**TASK STATEMENT**
Take every line from the listing below that includes "Rose" and copy it.

◇ ◇ ◇ ◇

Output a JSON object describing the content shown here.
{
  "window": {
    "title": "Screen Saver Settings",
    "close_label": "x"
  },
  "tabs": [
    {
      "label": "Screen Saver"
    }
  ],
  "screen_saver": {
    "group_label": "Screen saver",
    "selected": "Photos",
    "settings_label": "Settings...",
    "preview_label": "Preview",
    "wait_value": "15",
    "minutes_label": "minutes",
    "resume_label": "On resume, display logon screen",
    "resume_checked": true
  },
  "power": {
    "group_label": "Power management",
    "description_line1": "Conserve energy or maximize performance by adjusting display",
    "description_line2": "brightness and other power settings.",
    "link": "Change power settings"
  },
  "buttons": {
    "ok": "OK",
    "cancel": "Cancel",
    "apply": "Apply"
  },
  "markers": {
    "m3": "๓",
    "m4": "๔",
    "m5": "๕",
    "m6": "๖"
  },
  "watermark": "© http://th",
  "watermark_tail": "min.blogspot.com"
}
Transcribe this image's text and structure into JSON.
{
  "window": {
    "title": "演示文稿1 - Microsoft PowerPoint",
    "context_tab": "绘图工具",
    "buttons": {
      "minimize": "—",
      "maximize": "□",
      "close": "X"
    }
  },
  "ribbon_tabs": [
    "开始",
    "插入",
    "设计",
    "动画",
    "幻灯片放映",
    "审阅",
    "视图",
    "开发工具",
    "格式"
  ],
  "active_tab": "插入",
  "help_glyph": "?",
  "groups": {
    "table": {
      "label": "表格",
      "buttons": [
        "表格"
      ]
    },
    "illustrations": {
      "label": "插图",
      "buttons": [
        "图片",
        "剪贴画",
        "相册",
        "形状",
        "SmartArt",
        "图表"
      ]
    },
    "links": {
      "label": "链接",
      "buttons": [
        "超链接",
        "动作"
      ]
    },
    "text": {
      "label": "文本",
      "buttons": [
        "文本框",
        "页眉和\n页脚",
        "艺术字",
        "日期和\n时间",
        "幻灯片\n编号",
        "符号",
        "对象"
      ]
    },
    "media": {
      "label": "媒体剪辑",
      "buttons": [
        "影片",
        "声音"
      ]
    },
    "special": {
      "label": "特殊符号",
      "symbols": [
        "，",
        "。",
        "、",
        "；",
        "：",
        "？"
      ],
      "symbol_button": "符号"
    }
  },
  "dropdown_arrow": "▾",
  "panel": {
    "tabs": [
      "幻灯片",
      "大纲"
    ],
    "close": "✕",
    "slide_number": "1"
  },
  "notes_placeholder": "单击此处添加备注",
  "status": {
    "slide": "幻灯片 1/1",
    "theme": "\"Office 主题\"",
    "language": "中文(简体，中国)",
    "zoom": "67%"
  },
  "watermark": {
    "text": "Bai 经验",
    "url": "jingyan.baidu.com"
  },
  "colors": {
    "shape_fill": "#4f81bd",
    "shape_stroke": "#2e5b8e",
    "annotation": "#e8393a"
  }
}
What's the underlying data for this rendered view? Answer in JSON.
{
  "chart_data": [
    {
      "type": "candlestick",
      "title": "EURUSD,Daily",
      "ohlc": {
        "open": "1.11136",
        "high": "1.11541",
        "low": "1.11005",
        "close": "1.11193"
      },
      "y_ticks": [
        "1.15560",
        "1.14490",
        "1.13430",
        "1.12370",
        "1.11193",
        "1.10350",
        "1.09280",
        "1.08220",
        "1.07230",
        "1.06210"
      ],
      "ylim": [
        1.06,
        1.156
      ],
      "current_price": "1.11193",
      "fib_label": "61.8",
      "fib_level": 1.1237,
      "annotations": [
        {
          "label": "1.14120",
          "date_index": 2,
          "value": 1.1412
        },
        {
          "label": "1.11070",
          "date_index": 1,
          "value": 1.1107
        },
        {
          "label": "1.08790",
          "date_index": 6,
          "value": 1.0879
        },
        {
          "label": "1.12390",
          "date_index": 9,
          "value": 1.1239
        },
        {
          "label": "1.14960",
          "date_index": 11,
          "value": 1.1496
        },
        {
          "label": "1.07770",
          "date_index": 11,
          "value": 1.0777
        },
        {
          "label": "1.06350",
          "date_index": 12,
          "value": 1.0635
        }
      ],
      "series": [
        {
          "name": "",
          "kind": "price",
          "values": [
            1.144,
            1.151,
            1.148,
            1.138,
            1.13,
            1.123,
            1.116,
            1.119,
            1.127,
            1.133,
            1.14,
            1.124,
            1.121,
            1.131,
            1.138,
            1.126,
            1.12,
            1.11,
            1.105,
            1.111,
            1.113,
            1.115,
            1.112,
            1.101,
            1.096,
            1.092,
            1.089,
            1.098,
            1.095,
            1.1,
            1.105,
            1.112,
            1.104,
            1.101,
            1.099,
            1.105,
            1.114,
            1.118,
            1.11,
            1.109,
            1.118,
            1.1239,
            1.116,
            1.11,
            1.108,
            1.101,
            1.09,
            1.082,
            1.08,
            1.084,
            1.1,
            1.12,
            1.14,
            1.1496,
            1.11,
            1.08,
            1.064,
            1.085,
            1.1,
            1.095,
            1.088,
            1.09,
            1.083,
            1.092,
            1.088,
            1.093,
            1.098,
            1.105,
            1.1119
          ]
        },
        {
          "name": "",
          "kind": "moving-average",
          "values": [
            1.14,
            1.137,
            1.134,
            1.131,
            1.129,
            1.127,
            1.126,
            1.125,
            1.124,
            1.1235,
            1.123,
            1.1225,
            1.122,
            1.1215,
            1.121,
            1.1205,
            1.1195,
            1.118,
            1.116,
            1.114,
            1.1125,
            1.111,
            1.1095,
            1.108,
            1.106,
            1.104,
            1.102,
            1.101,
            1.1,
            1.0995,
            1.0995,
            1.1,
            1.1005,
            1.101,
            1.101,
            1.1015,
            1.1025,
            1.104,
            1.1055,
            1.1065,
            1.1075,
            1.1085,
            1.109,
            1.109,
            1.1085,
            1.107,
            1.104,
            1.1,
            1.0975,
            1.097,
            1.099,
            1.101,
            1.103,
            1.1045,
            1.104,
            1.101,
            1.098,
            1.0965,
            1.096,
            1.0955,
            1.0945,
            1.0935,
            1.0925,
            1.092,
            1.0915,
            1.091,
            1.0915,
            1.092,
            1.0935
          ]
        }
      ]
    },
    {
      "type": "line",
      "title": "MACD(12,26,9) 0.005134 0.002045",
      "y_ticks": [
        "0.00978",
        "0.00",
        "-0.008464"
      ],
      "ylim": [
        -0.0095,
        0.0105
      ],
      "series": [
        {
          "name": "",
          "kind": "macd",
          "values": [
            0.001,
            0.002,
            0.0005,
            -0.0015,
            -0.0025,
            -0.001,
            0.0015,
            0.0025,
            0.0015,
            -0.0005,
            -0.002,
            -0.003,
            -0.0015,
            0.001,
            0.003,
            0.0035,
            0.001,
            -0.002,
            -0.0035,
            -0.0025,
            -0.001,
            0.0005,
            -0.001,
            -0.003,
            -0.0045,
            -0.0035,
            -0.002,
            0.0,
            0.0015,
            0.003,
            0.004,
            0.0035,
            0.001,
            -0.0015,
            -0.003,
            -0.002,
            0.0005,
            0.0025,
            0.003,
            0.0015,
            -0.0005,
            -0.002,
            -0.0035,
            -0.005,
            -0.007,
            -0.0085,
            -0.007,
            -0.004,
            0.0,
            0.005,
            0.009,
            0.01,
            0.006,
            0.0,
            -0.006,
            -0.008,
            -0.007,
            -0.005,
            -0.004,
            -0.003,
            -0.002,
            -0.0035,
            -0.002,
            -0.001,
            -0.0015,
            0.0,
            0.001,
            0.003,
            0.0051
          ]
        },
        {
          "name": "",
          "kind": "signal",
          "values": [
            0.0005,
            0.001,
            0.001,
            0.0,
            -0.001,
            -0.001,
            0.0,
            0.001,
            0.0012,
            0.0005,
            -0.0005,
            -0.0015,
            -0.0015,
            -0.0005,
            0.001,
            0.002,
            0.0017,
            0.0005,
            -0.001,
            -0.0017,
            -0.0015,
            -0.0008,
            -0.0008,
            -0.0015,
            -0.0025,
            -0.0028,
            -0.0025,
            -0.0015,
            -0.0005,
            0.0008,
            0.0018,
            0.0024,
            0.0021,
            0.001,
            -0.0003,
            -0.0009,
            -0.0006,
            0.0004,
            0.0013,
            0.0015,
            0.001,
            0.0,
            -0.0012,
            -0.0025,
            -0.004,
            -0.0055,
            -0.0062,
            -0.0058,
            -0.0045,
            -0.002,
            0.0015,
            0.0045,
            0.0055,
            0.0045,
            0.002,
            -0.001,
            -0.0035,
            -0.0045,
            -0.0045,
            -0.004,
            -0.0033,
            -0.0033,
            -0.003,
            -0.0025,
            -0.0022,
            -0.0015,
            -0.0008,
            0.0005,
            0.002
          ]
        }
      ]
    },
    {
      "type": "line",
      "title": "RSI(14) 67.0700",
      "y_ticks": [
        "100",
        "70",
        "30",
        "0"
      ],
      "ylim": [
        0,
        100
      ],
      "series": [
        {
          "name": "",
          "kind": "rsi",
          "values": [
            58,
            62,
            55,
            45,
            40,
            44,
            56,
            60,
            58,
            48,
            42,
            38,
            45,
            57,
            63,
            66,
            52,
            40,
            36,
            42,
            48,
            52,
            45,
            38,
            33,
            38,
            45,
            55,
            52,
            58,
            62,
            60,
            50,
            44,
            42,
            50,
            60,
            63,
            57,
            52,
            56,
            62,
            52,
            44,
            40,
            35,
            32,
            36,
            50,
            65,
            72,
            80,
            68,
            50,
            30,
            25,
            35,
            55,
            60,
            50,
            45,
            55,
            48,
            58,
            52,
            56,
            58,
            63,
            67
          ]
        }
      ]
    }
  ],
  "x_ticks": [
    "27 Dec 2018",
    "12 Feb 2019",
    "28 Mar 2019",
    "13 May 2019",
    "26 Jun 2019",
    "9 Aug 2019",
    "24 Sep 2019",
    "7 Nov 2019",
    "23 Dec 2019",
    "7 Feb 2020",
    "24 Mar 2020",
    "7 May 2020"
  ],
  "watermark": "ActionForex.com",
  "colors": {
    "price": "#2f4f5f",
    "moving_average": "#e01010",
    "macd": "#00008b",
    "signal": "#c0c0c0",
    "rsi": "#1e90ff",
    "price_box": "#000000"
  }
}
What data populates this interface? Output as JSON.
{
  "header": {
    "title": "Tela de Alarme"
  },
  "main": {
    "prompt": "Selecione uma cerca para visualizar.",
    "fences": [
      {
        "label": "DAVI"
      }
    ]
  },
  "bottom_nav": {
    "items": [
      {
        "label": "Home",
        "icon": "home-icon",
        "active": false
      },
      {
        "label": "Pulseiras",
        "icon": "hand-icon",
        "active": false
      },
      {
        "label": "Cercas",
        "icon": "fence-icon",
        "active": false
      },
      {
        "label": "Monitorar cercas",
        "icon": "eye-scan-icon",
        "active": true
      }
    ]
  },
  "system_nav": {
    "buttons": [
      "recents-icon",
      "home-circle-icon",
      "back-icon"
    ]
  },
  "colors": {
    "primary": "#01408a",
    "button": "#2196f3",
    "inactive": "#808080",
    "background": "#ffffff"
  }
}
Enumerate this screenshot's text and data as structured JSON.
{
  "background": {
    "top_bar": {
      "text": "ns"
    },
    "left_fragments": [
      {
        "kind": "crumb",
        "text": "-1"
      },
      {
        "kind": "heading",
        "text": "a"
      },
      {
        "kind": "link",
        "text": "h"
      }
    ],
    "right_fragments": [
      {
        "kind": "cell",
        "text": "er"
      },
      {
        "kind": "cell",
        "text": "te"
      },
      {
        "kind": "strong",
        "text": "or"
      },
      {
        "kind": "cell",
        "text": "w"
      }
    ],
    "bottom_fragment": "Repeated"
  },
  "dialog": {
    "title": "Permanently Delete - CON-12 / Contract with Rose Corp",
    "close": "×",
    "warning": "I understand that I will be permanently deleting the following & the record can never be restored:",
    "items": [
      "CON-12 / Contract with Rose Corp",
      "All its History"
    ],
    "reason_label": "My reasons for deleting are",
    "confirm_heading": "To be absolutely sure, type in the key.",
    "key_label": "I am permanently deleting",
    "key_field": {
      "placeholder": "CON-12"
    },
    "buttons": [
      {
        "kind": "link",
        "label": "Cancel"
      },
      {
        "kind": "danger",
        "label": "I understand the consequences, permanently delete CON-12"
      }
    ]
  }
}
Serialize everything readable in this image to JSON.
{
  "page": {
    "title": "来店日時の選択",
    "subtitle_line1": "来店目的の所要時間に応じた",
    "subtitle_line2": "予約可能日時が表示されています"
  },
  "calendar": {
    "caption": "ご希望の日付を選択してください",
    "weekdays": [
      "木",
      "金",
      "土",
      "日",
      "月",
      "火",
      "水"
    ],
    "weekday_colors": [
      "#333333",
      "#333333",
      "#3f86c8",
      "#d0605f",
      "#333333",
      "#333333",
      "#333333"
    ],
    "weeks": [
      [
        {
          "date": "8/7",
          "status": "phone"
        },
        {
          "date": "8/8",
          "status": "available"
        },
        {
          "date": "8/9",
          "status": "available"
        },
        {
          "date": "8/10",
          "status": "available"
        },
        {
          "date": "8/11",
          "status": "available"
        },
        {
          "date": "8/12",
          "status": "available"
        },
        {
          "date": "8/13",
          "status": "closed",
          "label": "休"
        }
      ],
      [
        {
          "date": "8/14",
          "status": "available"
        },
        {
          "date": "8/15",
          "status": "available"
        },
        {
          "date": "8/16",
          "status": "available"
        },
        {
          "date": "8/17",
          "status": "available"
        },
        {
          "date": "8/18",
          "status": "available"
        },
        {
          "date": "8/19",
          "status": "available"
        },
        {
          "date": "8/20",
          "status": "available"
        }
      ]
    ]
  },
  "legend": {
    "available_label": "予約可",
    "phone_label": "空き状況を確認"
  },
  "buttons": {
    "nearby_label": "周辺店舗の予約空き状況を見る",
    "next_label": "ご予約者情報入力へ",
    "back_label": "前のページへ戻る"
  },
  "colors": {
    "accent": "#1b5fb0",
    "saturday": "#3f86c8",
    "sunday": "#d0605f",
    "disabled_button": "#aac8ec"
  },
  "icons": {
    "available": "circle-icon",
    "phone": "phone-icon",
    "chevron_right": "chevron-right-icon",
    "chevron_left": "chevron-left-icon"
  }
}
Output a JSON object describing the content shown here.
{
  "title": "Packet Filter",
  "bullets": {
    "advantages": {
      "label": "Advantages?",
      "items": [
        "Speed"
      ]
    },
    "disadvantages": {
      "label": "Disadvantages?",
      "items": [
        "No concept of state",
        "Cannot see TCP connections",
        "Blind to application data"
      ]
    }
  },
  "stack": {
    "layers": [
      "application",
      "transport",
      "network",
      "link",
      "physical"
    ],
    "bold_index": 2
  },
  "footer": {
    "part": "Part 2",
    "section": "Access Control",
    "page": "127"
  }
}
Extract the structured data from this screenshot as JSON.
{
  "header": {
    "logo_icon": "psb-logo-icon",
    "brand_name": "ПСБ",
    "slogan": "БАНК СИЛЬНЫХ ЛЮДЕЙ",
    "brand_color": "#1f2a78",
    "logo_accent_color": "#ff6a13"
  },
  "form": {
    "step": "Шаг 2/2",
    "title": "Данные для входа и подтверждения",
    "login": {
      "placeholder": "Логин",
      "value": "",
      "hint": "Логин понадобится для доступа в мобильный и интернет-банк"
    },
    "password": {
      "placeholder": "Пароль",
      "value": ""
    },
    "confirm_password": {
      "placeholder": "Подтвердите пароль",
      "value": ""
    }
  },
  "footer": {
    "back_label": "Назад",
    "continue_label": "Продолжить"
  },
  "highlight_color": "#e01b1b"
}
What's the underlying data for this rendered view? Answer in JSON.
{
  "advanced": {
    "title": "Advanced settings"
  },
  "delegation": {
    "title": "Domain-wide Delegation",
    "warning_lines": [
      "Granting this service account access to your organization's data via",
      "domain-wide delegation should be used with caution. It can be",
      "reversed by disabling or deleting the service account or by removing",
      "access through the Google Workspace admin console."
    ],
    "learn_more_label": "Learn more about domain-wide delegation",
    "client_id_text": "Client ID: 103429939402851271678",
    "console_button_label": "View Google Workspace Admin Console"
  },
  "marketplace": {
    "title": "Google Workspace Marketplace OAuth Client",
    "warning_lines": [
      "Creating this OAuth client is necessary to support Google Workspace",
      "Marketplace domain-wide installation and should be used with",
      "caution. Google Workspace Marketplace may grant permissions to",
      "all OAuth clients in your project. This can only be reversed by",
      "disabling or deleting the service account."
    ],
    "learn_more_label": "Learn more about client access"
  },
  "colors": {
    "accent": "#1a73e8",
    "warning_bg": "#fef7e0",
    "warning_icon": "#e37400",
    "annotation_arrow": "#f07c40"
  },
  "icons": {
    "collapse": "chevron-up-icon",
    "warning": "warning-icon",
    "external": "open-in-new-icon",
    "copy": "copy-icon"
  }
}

◇ ◇ ◇ ◇

**THE OUTPUT**
    "title": "Permanently Delete - CON-12 / Contract with Rose Corp",
      "CON-12 / Contract with Rose Corp",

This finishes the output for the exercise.